## Requirement
Pull out every line from the listing that has the word "this".

___ Record excerpts

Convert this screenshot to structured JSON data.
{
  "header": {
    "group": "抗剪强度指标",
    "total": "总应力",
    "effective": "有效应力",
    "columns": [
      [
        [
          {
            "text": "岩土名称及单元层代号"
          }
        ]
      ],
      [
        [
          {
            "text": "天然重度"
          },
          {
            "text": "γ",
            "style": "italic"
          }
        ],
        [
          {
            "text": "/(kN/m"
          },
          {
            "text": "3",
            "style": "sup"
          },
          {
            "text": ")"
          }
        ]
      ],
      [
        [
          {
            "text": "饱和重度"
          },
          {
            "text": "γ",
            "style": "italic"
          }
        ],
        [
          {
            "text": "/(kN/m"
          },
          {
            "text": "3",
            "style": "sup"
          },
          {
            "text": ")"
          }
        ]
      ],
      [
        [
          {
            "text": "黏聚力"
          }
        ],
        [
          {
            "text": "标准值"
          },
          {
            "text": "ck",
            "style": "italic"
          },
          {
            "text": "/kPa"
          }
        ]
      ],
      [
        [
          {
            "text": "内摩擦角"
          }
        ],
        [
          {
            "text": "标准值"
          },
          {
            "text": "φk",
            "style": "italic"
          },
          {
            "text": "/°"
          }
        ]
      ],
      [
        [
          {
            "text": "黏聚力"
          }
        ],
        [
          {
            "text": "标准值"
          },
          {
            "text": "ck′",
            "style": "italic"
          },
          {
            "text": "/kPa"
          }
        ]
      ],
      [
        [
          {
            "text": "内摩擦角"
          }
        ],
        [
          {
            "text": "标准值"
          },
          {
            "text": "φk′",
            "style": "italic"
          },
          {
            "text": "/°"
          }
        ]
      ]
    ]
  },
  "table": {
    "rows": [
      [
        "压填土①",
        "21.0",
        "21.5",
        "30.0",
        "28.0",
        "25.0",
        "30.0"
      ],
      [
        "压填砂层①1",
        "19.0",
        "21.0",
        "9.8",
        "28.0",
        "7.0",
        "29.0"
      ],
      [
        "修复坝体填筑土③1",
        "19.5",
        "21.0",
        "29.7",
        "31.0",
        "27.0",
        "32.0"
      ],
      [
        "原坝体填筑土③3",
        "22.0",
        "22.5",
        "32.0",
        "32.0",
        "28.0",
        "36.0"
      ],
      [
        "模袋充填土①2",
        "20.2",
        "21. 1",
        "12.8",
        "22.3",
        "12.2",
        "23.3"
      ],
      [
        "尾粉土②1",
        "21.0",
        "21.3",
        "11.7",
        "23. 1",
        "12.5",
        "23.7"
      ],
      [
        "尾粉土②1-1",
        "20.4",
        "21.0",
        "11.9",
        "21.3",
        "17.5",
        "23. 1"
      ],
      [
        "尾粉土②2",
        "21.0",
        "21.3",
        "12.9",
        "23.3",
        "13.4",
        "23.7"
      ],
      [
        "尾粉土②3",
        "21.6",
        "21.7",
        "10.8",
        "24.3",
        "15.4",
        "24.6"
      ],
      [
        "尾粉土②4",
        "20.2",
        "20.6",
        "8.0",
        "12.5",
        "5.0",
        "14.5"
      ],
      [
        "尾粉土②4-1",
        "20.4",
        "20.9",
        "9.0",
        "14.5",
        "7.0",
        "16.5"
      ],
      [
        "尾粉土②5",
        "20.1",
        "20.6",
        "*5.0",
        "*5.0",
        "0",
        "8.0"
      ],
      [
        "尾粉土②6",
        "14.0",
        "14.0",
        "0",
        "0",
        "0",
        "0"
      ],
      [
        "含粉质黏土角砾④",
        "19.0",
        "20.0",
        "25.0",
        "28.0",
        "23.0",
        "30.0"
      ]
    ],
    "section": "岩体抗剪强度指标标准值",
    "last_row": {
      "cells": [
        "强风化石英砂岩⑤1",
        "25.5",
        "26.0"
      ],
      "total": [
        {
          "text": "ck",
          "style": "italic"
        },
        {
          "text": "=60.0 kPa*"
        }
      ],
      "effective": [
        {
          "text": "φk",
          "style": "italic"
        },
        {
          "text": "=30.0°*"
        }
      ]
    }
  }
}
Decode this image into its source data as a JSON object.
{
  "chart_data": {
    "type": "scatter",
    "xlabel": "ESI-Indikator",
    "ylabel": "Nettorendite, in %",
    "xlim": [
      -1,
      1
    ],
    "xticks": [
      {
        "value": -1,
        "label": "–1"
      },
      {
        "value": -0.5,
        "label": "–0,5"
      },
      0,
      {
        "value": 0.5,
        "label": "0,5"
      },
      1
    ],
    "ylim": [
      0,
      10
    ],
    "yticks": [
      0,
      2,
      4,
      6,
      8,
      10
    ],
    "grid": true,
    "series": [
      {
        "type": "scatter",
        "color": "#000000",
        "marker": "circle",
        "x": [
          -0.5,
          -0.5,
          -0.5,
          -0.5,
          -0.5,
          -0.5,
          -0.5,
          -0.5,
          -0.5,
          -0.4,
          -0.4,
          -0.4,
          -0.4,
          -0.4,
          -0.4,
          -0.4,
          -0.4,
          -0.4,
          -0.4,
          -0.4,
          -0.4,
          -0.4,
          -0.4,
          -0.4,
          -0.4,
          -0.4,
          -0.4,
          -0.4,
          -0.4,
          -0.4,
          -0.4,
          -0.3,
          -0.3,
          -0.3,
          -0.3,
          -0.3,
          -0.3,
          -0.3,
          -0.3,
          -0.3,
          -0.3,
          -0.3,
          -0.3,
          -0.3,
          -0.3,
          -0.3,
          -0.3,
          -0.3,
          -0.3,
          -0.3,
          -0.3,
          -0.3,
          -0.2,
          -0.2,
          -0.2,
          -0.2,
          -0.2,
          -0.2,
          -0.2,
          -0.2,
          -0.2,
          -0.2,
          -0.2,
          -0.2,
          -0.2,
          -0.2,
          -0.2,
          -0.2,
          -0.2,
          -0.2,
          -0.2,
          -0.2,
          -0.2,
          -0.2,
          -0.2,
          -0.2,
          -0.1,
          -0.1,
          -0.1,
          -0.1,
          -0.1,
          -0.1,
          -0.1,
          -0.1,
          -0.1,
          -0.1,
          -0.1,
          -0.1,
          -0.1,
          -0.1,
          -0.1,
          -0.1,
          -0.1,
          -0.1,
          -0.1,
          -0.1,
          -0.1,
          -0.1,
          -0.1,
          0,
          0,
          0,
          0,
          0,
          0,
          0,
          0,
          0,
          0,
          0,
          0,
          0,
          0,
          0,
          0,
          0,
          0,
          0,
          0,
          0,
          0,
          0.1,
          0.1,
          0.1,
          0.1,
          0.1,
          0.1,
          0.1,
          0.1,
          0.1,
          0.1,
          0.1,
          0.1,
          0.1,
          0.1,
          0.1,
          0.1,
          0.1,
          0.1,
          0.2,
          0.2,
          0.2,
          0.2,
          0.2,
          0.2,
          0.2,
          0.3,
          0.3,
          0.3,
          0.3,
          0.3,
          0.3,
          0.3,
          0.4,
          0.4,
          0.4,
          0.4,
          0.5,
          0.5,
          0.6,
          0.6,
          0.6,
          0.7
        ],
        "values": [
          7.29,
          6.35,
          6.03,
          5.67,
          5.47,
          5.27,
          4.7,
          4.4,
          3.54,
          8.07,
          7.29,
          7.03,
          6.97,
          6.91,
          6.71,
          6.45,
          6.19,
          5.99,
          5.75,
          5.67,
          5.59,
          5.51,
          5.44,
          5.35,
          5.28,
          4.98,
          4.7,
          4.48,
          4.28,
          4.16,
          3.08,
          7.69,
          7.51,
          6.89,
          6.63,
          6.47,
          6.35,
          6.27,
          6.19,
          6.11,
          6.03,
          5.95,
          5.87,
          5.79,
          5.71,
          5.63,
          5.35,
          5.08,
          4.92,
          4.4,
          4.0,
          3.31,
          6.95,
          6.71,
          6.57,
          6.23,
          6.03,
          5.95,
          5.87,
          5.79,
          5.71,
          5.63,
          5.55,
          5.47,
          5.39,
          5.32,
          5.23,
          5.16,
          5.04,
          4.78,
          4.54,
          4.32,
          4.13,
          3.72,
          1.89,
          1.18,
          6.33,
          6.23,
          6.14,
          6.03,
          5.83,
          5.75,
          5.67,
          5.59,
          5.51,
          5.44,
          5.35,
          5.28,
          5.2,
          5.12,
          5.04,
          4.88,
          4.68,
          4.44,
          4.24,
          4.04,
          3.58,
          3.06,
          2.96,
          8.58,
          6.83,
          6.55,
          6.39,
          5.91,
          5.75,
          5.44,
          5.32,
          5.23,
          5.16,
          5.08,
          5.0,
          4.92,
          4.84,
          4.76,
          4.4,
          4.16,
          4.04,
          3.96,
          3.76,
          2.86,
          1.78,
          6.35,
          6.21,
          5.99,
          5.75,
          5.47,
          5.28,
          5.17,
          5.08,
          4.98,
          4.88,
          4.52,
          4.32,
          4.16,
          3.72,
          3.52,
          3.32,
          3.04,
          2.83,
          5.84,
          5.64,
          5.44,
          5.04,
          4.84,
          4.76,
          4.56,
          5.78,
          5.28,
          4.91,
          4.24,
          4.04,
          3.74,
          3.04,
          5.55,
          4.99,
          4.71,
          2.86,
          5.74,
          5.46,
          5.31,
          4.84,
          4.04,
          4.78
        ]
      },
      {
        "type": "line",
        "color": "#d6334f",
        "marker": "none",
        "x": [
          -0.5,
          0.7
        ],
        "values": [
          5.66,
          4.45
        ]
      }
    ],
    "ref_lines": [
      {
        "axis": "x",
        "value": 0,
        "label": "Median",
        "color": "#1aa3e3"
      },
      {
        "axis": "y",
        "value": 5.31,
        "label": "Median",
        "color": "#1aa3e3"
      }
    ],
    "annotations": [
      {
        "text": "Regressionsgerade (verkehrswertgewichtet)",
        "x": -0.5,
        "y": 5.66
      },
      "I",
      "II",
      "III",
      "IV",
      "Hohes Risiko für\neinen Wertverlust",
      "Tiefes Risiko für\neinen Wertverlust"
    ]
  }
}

______

## Task solution
Convert this screenshot to structured JSON data.
Decode this image into its source data as a JSON object.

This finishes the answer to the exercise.